- PROBLEM DETAILS -
Extract every line that contains the word "热能与动力工程".

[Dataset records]

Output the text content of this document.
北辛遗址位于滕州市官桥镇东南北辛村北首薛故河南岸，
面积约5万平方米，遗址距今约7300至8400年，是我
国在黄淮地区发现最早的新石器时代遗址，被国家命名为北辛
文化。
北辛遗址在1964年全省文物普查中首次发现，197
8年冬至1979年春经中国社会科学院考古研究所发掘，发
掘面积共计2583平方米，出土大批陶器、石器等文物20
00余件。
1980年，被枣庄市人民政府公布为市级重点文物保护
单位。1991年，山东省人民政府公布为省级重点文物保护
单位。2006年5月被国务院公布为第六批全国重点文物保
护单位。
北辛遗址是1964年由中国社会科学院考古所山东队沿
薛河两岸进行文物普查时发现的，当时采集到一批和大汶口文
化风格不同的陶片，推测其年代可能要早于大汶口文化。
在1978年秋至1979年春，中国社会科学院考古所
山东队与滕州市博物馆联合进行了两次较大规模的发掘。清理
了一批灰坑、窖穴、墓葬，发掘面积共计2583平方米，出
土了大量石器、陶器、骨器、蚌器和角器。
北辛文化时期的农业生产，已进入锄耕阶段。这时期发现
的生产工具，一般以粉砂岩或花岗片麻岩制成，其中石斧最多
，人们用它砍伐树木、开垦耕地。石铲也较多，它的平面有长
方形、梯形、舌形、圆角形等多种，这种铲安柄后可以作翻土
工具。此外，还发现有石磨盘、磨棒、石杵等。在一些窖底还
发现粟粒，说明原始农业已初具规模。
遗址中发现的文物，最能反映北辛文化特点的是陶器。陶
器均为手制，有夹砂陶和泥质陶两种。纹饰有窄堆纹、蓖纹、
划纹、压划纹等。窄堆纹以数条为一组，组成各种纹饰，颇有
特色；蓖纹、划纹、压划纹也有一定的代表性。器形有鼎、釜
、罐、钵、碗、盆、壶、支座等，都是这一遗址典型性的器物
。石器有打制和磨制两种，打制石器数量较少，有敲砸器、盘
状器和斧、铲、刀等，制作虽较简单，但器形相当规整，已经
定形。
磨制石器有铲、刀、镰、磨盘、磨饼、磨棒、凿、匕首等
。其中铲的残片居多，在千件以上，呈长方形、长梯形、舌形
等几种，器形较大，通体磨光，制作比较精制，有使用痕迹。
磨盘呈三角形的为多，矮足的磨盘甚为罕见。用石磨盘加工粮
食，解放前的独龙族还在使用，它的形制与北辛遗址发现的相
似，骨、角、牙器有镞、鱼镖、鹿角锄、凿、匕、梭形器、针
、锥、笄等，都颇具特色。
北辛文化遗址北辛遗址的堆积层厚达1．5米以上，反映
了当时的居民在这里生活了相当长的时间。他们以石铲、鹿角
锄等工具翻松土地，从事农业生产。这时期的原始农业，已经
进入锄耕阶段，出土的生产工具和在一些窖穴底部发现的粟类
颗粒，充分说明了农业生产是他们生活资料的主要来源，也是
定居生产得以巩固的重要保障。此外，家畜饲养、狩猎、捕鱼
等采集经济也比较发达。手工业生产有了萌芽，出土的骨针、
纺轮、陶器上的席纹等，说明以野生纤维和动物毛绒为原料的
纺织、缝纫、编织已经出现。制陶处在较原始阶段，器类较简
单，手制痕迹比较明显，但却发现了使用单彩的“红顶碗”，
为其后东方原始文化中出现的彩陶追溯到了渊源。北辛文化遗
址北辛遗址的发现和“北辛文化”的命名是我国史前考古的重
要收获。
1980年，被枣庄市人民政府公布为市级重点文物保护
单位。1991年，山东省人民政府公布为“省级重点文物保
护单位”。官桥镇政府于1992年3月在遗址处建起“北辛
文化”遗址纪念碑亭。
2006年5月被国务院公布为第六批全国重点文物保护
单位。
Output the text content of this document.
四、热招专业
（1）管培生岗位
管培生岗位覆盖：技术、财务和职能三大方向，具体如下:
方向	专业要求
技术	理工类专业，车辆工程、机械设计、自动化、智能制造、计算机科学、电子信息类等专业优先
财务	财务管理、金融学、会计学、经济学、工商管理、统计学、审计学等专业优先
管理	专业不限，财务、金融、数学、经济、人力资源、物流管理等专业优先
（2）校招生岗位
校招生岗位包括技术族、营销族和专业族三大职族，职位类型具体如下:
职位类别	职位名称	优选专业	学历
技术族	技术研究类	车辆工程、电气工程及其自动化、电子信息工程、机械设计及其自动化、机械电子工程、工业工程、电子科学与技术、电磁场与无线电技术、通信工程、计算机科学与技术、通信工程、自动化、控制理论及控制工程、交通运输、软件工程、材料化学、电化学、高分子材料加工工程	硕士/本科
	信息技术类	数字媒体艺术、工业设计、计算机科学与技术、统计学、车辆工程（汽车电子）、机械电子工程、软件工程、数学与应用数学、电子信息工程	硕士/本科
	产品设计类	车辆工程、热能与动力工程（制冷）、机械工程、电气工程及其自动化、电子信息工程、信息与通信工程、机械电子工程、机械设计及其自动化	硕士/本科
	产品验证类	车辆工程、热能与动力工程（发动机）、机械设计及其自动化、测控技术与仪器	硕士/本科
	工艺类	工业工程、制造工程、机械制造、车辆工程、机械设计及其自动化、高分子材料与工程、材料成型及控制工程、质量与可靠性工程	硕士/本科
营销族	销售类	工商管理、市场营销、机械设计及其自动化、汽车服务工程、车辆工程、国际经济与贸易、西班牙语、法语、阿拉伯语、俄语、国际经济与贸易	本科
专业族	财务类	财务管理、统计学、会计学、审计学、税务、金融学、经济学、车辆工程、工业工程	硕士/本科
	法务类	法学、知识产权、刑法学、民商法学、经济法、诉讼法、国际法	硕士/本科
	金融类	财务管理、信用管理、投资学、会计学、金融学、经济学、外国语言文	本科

- WRITTEN SOLUTION -
	产品设计类	车辆工程、热能与动力工程（制冷）、机械工程、电气工程及其自动化、电子信息工程、信息与通信工程、机械电子工程、机械设计及其自动化	硕士/本科
	产品验证类	车辆工程、热能与动力工程（发动机）、机械设计及其自动化、测控技术与仪器	硕士/本科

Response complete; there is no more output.